--- Required task ---
List each line holding the string "pobočce".
########################################
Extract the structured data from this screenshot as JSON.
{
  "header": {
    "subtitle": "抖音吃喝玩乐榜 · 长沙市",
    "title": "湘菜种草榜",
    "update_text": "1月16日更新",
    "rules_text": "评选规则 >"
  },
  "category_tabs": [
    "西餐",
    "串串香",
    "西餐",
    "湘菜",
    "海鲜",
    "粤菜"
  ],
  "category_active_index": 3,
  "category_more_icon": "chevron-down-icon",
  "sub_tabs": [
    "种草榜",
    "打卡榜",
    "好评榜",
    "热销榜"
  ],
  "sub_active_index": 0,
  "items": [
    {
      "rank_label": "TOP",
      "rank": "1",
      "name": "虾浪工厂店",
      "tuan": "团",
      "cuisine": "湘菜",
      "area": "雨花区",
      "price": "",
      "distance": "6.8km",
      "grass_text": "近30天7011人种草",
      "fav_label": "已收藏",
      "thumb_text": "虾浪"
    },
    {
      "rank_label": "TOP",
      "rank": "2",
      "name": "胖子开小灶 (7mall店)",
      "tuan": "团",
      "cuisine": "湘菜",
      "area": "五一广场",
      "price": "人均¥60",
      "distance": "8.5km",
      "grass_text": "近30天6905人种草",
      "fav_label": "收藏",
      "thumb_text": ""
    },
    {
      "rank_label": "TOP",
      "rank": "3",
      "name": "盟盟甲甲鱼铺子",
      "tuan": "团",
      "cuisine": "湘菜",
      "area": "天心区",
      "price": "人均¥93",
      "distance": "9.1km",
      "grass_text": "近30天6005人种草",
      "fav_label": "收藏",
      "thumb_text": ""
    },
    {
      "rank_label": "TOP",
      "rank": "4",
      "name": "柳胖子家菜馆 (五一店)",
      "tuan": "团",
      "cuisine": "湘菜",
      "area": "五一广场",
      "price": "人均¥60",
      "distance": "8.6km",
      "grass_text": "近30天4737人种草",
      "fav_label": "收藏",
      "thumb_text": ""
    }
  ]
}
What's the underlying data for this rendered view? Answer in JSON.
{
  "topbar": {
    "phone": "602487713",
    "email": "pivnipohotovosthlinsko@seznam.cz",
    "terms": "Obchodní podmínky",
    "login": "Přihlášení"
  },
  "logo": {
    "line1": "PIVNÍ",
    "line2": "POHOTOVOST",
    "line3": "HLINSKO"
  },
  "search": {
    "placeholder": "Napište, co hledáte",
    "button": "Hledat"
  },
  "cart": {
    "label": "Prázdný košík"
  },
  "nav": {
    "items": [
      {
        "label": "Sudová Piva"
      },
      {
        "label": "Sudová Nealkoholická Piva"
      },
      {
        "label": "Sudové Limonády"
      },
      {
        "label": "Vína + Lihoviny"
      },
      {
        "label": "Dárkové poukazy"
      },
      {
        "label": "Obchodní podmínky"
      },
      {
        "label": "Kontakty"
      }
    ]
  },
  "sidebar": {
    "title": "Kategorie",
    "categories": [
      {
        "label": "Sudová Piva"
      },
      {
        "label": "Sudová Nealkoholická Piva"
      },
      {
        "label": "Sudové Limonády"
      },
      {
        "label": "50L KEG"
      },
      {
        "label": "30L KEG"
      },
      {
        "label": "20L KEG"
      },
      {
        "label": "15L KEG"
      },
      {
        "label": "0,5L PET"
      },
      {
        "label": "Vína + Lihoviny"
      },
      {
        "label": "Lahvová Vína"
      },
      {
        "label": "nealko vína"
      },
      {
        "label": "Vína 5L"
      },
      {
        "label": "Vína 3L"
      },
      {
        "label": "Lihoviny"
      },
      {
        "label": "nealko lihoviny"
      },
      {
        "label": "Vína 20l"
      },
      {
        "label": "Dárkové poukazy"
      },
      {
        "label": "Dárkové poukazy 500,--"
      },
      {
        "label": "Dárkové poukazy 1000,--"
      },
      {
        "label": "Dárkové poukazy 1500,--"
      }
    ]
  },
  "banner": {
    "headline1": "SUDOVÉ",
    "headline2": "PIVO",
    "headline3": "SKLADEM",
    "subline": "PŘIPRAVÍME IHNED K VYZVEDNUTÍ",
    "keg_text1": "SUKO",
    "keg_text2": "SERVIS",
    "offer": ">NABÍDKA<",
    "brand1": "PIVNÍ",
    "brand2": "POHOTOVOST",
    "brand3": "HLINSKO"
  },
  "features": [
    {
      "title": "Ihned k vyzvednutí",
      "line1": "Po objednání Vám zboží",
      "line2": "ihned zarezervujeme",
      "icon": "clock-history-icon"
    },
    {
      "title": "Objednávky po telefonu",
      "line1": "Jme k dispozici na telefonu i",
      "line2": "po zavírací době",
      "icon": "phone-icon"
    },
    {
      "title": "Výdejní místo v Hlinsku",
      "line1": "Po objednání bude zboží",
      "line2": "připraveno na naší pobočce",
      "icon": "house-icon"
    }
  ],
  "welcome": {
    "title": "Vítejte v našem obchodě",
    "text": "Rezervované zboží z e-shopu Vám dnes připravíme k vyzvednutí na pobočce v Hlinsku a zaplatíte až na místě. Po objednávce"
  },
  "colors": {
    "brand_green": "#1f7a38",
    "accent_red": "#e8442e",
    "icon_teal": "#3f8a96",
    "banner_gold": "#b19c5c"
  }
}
########################################
--- Output for this task ---
      "line2": "připraveno na naší pobočce",
    "text": "Rezervované zboží z e-shopu Vám dnes připravíme k vyzvednutí na pobočce v Hlinsku a zaplatíte až na místě. Po objednávce"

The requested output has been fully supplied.